_EXERCISE MATERIALS_.
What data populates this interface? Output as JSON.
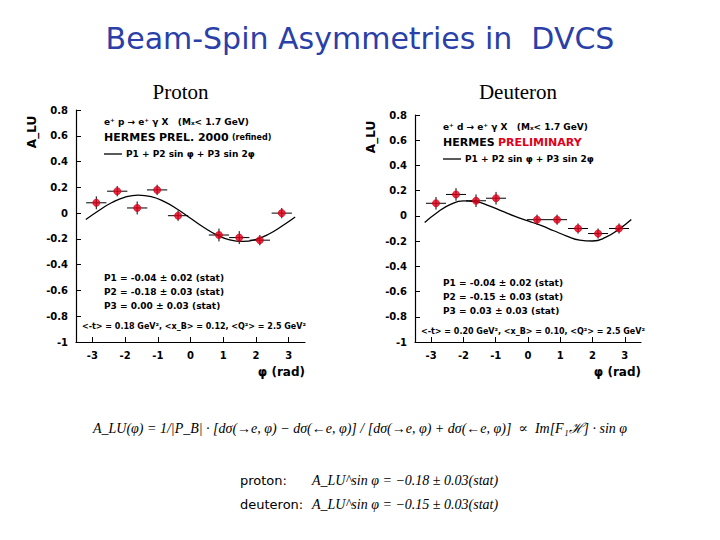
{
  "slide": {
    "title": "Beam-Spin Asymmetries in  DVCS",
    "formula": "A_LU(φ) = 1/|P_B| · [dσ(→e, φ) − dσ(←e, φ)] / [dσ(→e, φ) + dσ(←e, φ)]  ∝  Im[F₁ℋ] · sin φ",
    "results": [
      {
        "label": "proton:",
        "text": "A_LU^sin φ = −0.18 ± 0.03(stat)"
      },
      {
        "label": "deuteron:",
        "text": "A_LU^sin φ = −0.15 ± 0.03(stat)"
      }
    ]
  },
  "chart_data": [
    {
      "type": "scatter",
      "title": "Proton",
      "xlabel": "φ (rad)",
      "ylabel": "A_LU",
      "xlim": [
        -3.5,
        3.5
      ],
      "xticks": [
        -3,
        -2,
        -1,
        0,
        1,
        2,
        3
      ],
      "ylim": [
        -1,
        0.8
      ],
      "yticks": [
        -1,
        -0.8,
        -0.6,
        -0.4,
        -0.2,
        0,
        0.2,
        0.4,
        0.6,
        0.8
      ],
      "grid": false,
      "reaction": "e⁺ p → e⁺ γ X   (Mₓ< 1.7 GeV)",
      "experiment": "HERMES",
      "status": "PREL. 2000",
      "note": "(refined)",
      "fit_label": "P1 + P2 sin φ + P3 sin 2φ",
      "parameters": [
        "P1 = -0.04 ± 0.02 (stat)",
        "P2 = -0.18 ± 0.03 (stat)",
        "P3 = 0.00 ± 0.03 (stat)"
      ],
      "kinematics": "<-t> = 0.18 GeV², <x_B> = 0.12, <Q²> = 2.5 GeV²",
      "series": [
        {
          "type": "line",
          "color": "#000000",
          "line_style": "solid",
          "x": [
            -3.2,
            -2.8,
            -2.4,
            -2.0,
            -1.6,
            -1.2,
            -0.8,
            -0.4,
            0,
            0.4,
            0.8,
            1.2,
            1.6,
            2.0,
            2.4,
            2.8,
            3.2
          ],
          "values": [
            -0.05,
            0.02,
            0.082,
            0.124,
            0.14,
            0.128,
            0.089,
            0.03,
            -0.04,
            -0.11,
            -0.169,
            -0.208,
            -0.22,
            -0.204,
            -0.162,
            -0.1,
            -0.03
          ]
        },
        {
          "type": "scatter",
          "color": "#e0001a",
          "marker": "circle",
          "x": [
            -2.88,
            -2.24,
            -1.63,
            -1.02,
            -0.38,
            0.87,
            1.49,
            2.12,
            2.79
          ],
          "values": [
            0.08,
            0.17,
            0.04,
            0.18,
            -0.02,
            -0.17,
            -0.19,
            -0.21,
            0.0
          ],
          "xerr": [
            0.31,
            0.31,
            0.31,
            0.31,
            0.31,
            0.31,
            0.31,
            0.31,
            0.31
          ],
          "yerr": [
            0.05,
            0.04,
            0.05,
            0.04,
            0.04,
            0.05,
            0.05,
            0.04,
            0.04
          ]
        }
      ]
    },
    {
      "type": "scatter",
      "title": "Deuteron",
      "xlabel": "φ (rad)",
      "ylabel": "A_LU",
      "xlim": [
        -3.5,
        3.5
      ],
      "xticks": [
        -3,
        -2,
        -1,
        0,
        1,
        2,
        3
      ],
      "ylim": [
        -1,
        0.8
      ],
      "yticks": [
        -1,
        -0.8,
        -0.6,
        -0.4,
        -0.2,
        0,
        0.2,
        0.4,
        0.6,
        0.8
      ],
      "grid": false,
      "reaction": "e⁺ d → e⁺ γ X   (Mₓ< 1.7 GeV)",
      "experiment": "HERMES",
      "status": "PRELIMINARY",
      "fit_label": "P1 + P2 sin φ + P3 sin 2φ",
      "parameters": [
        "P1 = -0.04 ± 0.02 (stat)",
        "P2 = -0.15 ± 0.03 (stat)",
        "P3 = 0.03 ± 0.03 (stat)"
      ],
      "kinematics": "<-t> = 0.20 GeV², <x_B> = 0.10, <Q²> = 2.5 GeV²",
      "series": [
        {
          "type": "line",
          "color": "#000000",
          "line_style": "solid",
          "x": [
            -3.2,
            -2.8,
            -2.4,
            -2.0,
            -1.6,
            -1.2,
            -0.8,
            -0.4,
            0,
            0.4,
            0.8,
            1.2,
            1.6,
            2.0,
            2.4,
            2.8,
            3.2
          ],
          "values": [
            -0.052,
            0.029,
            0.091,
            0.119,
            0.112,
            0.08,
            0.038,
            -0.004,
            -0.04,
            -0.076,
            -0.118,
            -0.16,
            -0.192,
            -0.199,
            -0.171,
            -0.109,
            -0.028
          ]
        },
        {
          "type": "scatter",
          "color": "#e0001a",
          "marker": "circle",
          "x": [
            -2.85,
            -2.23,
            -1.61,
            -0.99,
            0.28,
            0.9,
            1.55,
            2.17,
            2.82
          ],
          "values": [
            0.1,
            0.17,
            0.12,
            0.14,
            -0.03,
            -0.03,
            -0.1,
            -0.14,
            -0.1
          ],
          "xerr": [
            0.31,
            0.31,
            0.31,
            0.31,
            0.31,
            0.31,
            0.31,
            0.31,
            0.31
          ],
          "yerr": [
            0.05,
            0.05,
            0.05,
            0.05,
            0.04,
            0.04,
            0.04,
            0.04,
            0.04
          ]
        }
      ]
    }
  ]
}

_EXERCISE_.
Each record above must be returned exactly as written, with its pictures omitted.

_TASK SOLUTION_.
What data populates this interface? Output as JSON.
{
  "slide": {
    "title": "Beam-Spin Asymmetries in  DVCS",
    "formula": "A_LU(φ) = 1/|P_B| · [dσ(→e, φ) − dσ(←e, φ)] / [dσ(→e, φ) + dσ(←e, φ)]  ∝  Im[F₁ℋ] · sin φ",
    "results": [
      {
        "label": "proton:",
        "text": "A_LU^sin φ = −0.18 ± 0.03(stat)"
      },
      {
        "label": "deuteron:",
        "text": "A_LU^sin φ = −0.15 ± 0.03(stat)"
      }
    ]
  },
  "chart_data": [
    {
      "type": "scatter",
      "title": "Proton",
      "xlabel": "φ (rad)",
      "ylabel": "A_LU",
      "xlim": [
        -3.5,
        3.5
      ],
      "xticks": [
        -3,
        -2,
        -1,
        0,
        1,
        2,
        3
      ],
      "ylim": [
        -1,
        0.8
      ],
      "yticks": [
        -1,
        -0.8,
        -0.6,
        -0.4,
        -0.2,
        0,
        0.2,
        0.4,
        0.6,
        0.8
      ],
      "grid": false,
      "reaction": "e⁺ p → e⁺ γ X   (Mₓ< 1.7 GeV)",
      "experiment": "HERMES",
      "status": "PREL. 2000",
      "note": "(refined)",
      "fit_label": "P1 + P2 sin φ + P3 sin 2φ",
      "parameters": [
        "P1 = -0.04 ± 0.02 (stat)",
        "P2 = -0.18 ± 0.03 (stat)",
        "P3 = 0.00 ± 0.03 (stat)"
      ],
      "kinematics": "<-t> = 0.18 GeV², <x_B> = 0.12, <Q²> = 2.5 GeV²",
      "series": [
        {
          "type": "line",
          "color": "#000000",
          "line_style": "solid",
          "x": [
            -3.2,
            -2.8,
            -2.4,
            -2.0,
            -1.6,
            -1.2,
            -0.8,
            -0.4,
            0,
            0.4,
            0.8,
            1.2,
            1.6,
            2.0,
            2.4,
            2.8,
            3.2
          ],
          "values": [
            -0.05,
            0.02,
            0.082,
            0.124,
            0.14,
            0.128,
            0.089,
            0.03,
            -0.04,
            -0.11,
            -0.169,
            -0.208,
            -0.22,
            -0.204,
            -0.162,
            -0.1,
            -0.03
          ]
        },
        {
          "type": "scatter",
          "color": "#e0001a",
          "marker": "circle",
          "x": [
            -2.88,
            -2.24,
            -1.63,
            -1.02,
            -0.38,
            0.87,
            1.49,
            2.12,
            2.79
          ],
          "values": [
            0.08,
            0.17,
            0.04,
            0.18,
            -0.02,
            -0.17,
            -0.19,
            -0.21,
            0.0
          ],
          "xerr": [
            0.31,
            0.31,
            0.31,
            0.31,
            0.31,
            0.31,
            0.31,
            0.31,
            0.31
          ],
          "yerr": [
            0.05,
            0.04,
            0.05,
            0.04,
            0.04,
            0.05,
            0.05,
            0.04,
            0.04
          ]
        }
      ]
    },
    {
      "type": "scatter",
      "title": "Deuteron",
      "xlabel": "φ (rad)",
      "ylabel": "A_LU",
      "xlim": [
        -3.5,
        3.5
      ],
      "xticks": [
        -3,
        -2,
        -1,
        0,
        1,
        2,
        3
      ],
      "ylim": [
        -1,
        0.8
      ],
      "yticks": [
        -1,
        -0.8,
        -0.6,
        -0.4,
        -0.2,
        0,
        0.2,
        0.4,
        0.6,
        0.8
      ],
      "grid": false,
      "reaction": "e⁺ d → e⁺ γ X   (Mₓ< 1.7 GeV)",
      "experiment": "HERMES",
      "status": "PRELIMINARY",
      "fit_label": "P1 + P2 sin φ + P3 sin 2φ",
      "parameters": [
        "P1 = -0.04 ± 0.02 (stat)",
        "P2 = -0.15 ± 0.03 (stat)",
        "P3 = 0.03 ± 0.03 (stat)"
      ],
      "kinematics": "<-t> = 0.20 GeV², <x_B> = 0.10, <Q²> = 2.5 GeV²",
      "series": [
        {
          "type": "line",
          "color": "#000000",
          "line_style": "solid",
          "x": [
            -3.2,
            -2.8,
            -2.4,
            -2.0,
            -1.6,
            -1.2,
            -0.8,
            -0.4,
            0,
            0.4,
            0.8,
            1.2,
            1.6,
            2.0,
            2.4,
            2.8,
            3.2
          ],
          "values": [
            -0.052,
            0.029,
            0.091,
            0.119,
            0.112,
            0.08,
            0.038,
            -0.004,
            -0.04,
            -0.076,
            -0.118,
            -0.16,
            -0.192,
            -0.199,
            -0.171,
            -0.109,
            -0.028
          ]
        },
        {
          "type": "scatter",
          "color": "#e0001a",
          "marker": "circle",
          "x": [
            -2.85,
            -2.23,
            -1.61,
            -0.99,
            0.28,
            0.9,
            1.55,
            2.17,
            2.82
          ],
          "values": [
            0.1,
            0.17,
            0.12,
            0.14,
            -0.03,
            -0.03,
            -0.1,
            -0.14,
            -0.1
          ],
          "xerr": [
            0.31,
            0.31,
            0.31,
            0.31,
            0.31,
            0.31,
            0.31,
            0.31,
            0.31
          ],
          "yerr": [
            0.05,
            0.05,
            0.05,
            0.05,
            0.04,
            0.04,
            0.04,
            0.04,
            0.04
          ]
        }
      ]
    }
  ]
}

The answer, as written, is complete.